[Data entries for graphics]

◇ ◇ ◇ ◇ ◇ ◇ ◇

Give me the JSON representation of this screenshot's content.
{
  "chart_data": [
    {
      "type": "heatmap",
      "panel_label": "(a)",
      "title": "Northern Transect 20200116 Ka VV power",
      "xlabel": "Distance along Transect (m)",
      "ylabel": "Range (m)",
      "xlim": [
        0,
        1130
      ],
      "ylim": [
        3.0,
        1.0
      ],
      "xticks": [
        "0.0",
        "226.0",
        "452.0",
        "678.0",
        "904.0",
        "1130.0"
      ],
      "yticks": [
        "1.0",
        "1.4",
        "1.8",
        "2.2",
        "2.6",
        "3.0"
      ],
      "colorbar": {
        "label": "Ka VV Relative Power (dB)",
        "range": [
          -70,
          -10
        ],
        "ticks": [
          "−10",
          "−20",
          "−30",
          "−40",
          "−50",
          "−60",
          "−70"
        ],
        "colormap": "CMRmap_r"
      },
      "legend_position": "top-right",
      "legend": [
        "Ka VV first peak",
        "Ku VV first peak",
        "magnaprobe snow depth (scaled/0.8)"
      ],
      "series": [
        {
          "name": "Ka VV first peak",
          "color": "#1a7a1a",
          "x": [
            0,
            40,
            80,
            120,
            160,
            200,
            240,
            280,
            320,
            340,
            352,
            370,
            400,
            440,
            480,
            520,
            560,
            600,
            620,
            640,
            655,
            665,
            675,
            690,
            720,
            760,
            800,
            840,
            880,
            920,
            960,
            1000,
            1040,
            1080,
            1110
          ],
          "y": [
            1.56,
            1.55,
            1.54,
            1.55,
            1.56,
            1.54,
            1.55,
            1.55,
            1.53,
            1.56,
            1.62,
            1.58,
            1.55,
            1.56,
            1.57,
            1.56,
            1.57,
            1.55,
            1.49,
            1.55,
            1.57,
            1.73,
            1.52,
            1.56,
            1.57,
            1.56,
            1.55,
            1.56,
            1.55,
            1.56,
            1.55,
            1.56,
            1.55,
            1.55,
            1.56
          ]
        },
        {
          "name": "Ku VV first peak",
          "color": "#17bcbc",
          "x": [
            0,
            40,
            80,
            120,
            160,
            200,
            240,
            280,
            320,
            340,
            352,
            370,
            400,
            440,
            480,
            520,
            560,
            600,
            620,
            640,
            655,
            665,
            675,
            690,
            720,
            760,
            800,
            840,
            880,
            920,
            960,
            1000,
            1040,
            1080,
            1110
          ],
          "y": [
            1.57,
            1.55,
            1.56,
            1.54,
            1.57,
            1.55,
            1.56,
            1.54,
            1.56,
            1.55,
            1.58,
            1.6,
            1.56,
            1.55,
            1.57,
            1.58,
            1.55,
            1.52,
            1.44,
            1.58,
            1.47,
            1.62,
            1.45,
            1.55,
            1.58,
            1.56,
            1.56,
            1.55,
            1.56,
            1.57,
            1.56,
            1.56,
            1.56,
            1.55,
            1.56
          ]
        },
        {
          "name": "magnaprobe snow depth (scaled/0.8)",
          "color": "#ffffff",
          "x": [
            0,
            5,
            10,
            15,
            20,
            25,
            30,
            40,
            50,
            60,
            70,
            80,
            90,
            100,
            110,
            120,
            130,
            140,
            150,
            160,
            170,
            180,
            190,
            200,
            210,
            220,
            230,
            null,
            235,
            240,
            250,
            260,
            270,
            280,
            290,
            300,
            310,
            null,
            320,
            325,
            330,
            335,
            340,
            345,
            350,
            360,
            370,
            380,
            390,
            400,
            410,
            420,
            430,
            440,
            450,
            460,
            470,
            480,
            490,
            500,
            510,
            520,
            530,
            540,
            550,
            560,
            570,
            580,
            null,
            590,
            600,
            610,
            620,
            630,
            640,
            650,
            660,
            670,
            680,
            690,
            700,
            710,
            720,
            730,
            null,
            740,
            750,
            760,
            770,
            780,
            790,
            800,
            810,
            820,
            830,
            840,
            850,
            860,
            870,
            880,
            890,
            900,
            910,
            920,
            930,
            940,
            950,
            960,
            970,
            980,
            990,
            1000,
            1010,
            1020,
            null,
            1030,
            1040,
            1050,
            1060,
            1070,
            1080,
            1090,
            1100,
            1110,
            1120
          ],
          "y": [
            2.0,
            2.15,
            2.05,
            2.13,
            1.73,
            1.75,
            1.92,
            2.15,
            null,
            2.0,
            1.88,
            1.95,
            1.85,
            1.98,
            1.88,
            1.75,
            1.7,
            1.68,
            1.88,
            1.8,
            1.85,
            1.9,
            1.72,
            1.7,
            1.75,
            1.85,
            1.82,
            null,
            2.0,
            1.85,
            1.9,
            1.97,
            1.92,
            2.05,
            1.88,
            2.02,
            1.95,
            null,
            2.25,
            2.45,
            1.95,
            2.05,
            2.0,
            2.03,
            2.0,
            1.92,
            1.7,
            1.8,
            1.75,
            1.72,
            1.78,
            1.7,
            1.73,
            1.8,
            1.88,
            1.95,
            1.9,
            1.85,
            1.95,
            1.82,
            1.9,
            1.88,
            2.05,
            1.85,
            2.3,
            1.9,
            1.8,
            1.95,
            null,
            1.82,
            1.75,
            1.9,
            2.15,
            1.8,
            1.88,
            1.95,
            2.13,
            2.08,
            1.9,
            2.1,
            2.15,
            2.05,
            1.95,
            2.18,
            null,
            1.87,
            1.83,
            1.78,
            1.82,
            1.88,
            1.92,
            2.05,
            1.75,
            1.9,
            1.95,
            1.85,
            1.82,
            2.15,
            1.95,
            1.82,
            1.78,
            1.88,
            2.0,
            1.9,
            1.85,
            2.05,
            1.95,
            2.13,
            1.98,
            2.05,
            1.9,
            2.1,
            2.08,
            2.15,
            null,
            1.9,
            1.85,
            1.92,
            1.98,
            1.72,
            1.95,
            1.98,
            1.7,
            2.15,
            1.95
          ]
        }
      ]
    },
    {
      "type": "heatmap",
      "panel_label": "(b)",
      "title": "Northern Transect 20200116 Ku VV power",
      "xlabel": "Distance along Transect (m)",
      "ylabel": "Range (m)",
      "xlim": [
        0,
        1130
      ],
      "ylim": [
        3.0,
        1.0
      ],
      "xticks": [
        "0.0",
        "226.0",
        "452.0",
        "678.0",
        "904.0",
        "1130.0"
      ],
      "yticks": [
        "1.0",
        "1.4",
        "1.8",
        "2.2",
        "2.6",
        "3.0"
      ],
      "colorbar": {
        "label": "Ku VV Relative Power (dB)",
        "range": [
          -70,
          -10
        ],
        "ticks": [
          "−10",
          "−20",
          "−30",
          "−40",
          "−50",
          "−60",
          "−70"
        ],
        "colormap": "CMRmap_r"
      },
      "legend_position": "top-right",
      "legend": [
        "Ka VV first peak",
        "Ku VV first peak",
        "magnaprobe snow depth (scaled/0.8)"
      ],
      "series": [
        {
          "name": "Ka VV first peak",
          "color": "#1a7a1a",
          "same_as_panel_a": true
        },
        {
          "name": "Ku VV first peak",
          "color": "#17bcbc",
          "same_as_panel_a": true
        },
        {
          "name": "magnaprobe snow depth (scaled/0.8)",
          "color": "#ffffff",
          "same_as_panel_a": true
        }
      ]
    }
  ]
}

◇ ◇ ◇ ◇ ◇ ◇ ◇

- THE REQUEST -
Print the material once more, exactly.

- EXERCISE RESULT -
Give me the JSON representation of this screenshot's content.
{
  "chart_data": [
    {
      "type": "heatmap",
      "panel_label": "(a)",
      "title": "Northern Transect 20200116 Ka VV power",
      "xlabel": "Distance along Transect (m)",
      "ylabel": "Range (m)",
      "xlim": [
        0,
        1130
      ],
      "ylim": [
        3.0,
        1.0
      ],
      "xticks": [
        "0.0",
        "226.0",
        "452.0",
        "678.0",
        "904.0",
        "1130.0"
      ],
      "yticks": [
        "1.0",
        "1.4",
        "1.8",
        "2.2",
        "2.6",
        "3.0"
      ],
      "colorbar": {
        "label": "Ka VV Relative Power (dB)",
        "range": [
          -70,
          -10
        ],
        "ticks": [
          "−10",
          "−20",
          "−30",
          "−40",
          "−50",
          "−60",
          "−70"
        ],
        "colormap": "CMRmap_r"
      },
      "legend_position": "top-right",
      "legend": [
        "Ka VV first peak",
        "Ku VV first peak",
        "magnaprobe snow depth (scaled/0.8)"
      ],
      "series": [
        {
          "name": "Ka VV first peak",
          "color": "#1a7a1a",
          "x": [
            0,
            40,
            80,
            120,
            160,
            200,
            240,
            280,
            320,
            340,
            352,
            370,
            400,
            440,
            480,
            520,
            560,
            600,
            620,
            640,
            655,
            665,
            675,
            690,
            720,
            760,
            800,
            840,
            880,
            920,
            960,
            1000,
            1040,
            1080,
            1110
          ],
          "y": [
            1.56,
            1.55,
            1.54,
            1.55,
            1.56,
            1.54,
            1.55,
            1.55,
            1.53,
            1.56,
            1.62,
            1.58,
            1.55,
            1.56,
            1.57,
            1.56,
            1.57,
            1.55,
            1.49,
            1.55,
            1.57,
            1.73,
            1.52,
            1.56,
            1.57,
            1.56,
            1.55,
            1.56,
            1.55,
            1.56,
            1.55,
            1.56,
            1.55,
            1.55,
            1.56
          ]
        },
        {
          "name": "Ku VV first peak",
          "color": "#17bcbc",
          "x": [
            0,
            40,
            80,
            120,
            160,
            200,
            240,
            280,
            320,
            340,
            352,
            370,
            400,
            440,
            480,
            520,
            560,
            600,
            620,
            640,
            655,
            665,
            675,
            690,
            720,
            760,
            800,
            840,
            880,
            920,
            960,
            1000,
            1040,
            1080,
            1110
          ],
          "y": [
            1.57,
            1.55,
            1.56,
            1.54,
            1.57,
            1.55,
            1.56,
            1.54,
            1.56,
            1.55,
            1.58,
            1.6,
            1.56,
            1.55,
            1.57,
            1.58,
            1.55,
            1.52,
            1.44,
            1.58,
            1.47,
            1.62,
            1.45,
            1.55,
            1.58,
            1.56,
            1.56,
            1.55,
            1.56,
            1.57,
            1.56,
            1.56,
            1.56,
            1.55,
            1.56
          ]
        },
        {
          "name": "magnaprobe snow depth (scaled/0.8)",
          "color": "#ffffff",
          "x": [
            0,
            5,
            10,
            15,
            20,
            25,
            30,
            40,
            50,
            60,
            70,
            80,
            90,
            100,
            110,
            120,
            130,
            140,
            150,
            160,
            170,
            180,
            190,
            200,
            210,
            220,
            230,
            null,
            235,
            240,
            250,
            260,
            270,
            280,
            290,
            300,
            310,
            null,
            320,
            325,
            330,
            335,
            340,
            345,
            350,
            360,
            370,
            380,
            390,
            400,
            410,
            420,
            430,
            440,
            450,
            460,
            470,
            480,
            490,
            500,
            510,
            520,
            530,
            540,
            550,
            560,
            570,
            580,
            null,
            590,
            600,
            610,
            620,
            630,
            640,
            650,
            660,
            670,
            680,
            690,
            700,
            710,
            720,
            730,
            null,
            740,
            750,
            760,
            770,
            780,
            790,
            800,
            810,
            820,
            830,
            840,
            850,
            860,
            870,
            880,
            890,
            900,
            910,
            920,
            930,
            940,
            950,
            960,
            970,
            980,
            990,
            1000,
            1010,
            1020,
            null,
            1030,
            1040,
            1050,
            1060,
            1070,
            1080,
            1090,
            1100,
            1110,
            1120
          ],
          "y": [
            2.0,
            2.15,
            2.05,
            2.13,
            1.73,
            1.75,
            1.92,
            2.15,
            null,
            2.0,
            1.88,
            1.95,
            1.85,
            1.98,
            1.88,
            1.75,
            1.7,
            1.68,
            1.88,
            1.8,
            1.85,
            1.9,
            1.72,
            1.7,
            1.75,
            1.85,
            1.82,
            null,
            2.0,
            1.85,
            1.9,
            1.97,
            1.92,
            2.05,
            1.88,
            2.02,
            1.95,
            null,
            2.25,
            2.45,
            1.95,
            2.05,
            2.0,
            2.03,
            2.0,
            1.92,
            1.7,
            1.8,
            1.75,
            1.72,
            1.78,
            1.7,
            1.73,
            1.8,
            1.88,
            1.95,
            1.9,
            1.85,
            1.95,
            1.82,
            1.9,
            1.88,
            2.05,
            1.85,
            2.3,
            1.9,
            1.8,
            1.95,
            null,
            1.82,
            1.75,
            1.9,
            2.15,
            1.8,
            1.88,
            1.95,
            2.13,
            2.08,
            1.9,
            2.1,
            2.15,
            2.05,
            1.95,
            2.18,
            null,
            1.87,
            1.83,
            1.78,
            1.82,
            1.88,
            1.92,
            2.05,
            1.75,
            1.9,
            1.95,
            1.85,
            1.82,
            2.15,
            1.95,
            1.82,
            1.78,
            1.88,
            2.0,
            1.9,
            1.85,
            2.05,
            1.95,
            2.13,
            1.98,
            2.05,
            1.9,
            2.1,
            2.08,
            2.15,
            null,
            1.9,
            1.85,
            1.92,
            1.98,
            1.72,
            1.95,
            1.98,
            1.7,
            2.15,
            1.95
          ]
        }
      ]
    },
    {
      "type": "heatmap",
      "panel_label": "(b)",
      "title": "Northern Transect 20200116 Ku VV power",
      "xlabel": "Distance along Transect (m)",
      "ylabel": "Range (m)",
      "xlim": [
        0,
        1130
      ],
      "ylim": [
        3.0,
        1.0
      ],
      "xticks": [
        "0.0",
        "226.0",
        "452.0",
        "678.0",
        "904.0",
        "1130.0"
      ],
      "yticks": [
        "1.0",
        "1.4",
        "1.8",
        "2.2",
        "2.6",
        "3.0"
      ],
      "colorbar": {
        "label": "Ku VV Relative Power (dB)",
        "range": [
          -70,
          -10
        ],
        "ticks": [
          "−10",
          "−20",
          "−30",
          "−40",
          "−50",
          "−60",
          "−70"
        ],
        "colormap": "CMRmap_r"
      },
      "legend_position": "top-right",
      "legend": [
        "Ka VV first peak",
        "Ku VV first peak",
        "magnaprobe snow depth (scaled/0.8)"
      ],
      "series": [
        {
          "name": "Ka VV first peak",
          "color": "#1a7a1a",
          "same_as_panel_a": true
        },
        {
          "name": "Ku VV first peak",
          "color": "#17bcbc",
          "same_as_panel_a": true
        },
        {
          "name": "magnaprobe snow depth (scaled/0.8)",
          "color": "#ffffff",
          "same_as_panel_a": true
        }
      ]
    }
  ]
}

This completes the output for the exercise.